Identify the lines that contain the string "Lorem" and copy all of them.
───
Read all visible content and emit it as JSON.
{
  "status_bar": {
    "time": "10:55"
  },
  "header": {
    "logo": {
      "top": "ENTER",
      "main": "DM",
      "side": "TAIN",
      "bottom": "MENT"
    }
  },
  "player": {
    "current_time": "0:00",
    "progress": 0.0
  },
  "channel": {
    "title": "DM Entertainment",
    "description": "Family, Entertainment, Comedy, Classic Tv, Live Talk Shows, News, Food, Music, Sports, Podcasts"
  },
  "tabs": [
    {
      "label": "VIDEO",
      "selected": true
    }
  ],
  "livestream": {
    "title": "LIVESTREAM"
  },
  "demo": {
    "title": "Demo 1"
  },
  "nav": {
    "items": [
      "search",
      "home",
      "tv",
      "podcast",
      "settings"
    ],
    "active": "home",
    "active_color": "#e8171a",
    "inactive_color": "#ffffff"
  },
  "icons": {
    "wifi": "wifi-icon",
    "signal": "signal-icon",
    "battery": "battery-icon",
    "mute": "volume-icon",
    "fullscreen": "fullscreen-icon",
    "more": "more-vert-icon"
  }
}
───
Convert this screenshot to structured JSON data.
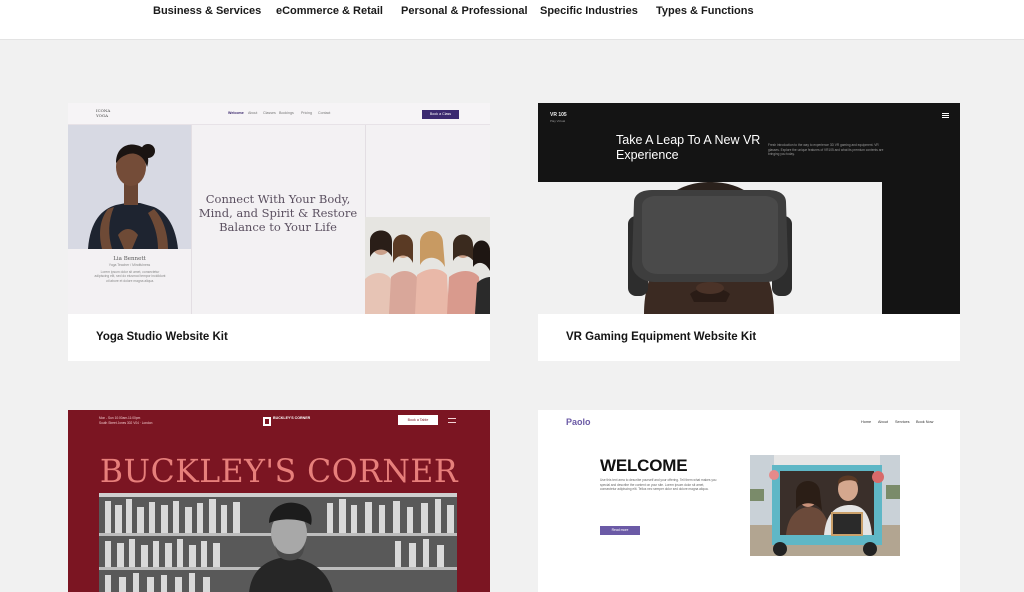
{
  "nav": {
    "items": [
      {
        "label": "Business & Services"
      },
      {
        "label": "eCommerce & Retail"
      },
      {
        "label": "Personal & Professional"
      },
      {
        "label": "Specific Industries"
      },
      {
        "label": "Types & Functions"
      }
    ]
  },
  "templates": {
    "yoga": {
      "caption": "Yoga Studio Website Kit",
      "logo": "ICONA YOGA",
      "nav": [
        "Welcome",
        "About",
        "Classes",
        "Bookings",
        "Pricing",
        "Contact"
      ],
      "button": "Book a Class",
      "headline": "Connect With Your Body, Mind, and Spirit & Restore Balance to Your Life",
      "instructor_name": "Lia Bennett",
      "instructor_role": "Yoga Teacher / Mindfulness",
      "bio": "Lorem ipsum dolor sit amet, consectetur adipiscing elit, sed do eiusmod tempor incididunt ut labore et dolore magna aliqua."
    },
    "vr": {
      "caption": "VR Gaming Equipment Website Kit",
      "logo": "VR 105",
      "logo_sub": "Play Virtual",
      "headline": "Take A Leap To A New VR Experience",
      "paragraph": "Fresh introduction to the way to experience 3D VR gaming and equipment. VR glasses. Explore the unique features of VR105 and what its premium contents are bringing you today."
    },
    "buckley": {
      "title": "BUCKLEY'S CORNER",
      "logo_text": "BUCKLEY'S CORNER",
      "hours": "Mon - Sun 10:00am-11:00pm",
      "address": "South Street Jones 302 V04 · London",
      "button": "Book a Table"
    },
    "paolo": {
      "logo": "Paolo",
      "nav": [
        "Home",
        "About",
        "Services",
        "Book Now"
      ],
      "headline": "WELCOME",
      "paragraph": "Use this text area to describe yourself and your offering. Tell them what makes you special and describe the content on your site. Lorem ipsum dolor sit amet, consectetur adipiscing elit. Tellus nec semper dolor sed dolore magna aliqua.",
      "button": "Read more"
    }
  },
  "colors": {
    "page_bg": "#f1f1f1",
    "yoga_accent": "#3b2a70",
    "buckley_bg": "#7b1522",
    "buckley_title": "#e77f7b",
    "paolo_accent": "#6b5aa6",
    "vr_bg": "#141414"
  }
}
───
:: Complete answer ::
      "bio": "Lorem ipsum dolor sit amet, consectetur adipiscing elit, sed do eiusmod tempor incididunt ut labore et dolore magna aliqua."
      "paragraph": "Use this text area to describe yourself and your offering. Tell them what makes you special and describe the content on your site. Lorem ipsum dolor sit amet, consectetur adipiscing elit. Tellus nec semper dolor sed dolore magna aliqua.",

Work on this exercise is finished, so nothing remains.